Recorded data
___
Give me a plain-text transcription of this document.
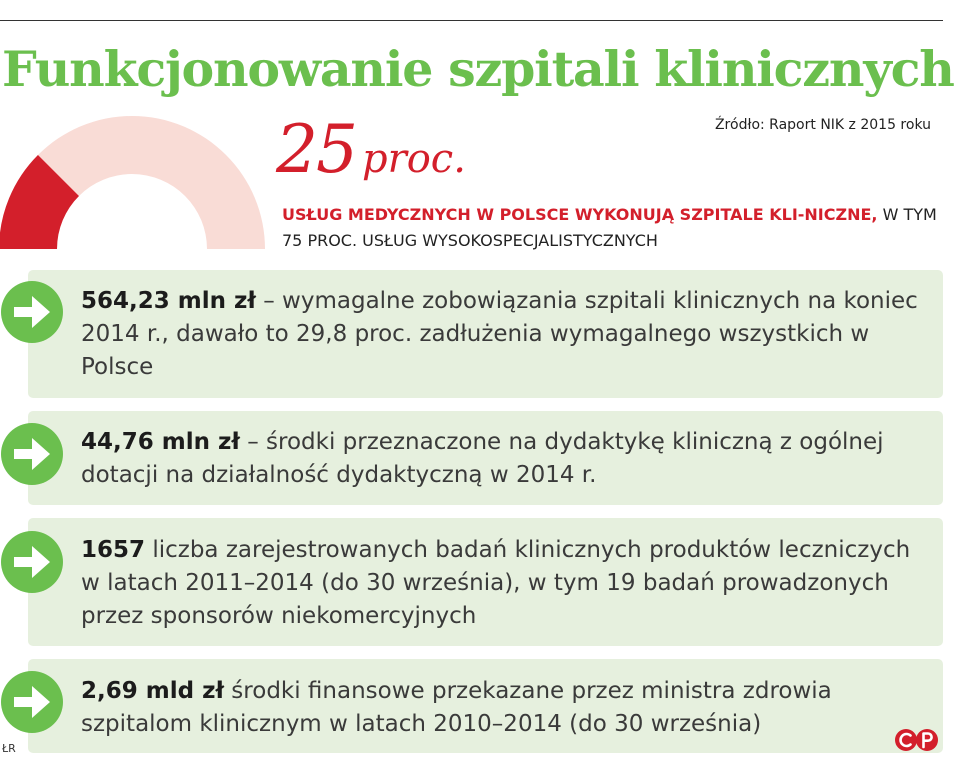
Funkcjonowanie szpitali klinicznych
Źródło: Raport NIK z 2015 roku
25 proc.
USŁUG MEDYCZNYCH W POLSCE WYKONUJĄ SZPITALE KLI-NICZNE, W TYM 75 PROC. USŁUG WYSOKOSPECJALISTYCZNYCH
564,23 mln zł – wymagalne zobowiązania szpitali klinicznych na koniec 2014 r., dawało to 29,8 proc. zadłużenia wymagalnego wszystkich w Polsce
44,76 mln zł – środki przeznaczone na dydaktykę kliniczną z ogólnej dotacji na działalność dydaktyczną w 2014 r.
1657 liczba zarejestrowanych badań klinicznych produktów leczniczych w latach 2011–2014 (do 30 września), w tym 19 badań prowadzonych przez sponsorów niekomercyjnych
2,69 mld zł środki finansowe przekazane przez ministra zdrowia szpitalom klinicznym w latach 2010–2014 (do 30 września)
ŁR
___
Written problem: Print the whole listing above once more, word for word, without its pictures.

Output of the exercise:
Give me a plain-text transcription of this document.
Funkcjonowanie szpitali klinicznych
Źródło: Raport NIK z 2015 roku
25 proc.
USŁUG MEDYCZNYCH W POLSCE WYKONUJĄ SZPITALE KLI-NICZNE, W TYM 75 PROC. USŁUG WYSOKOSPECJALISTYCZNYCH
564,23 mln zł – wymagalne zobowiązania szpitali klinicznych na koniec 2014 r., dawało to 29,8 proc. zadłużenia wymagalnego wszystkich w Polsce
44,76 mln zł – środki przeznaczone na dydaktykę kliniczną z ogólnej dotacji na działalność dydaktyczną w 2014 r.
1657 liczba zarejestrowanych badań klinicznych produktów leczniczych w latach 2011–2014 (do 30 września), w tym 19 badań prowadzonych przez sponsorów niekomercyjnych
2,69 mld zł środki finansowe przekazane przez ministra zdrowia szpitalom klinicznym w latach 2010–2014 (do 30 września)
ŁR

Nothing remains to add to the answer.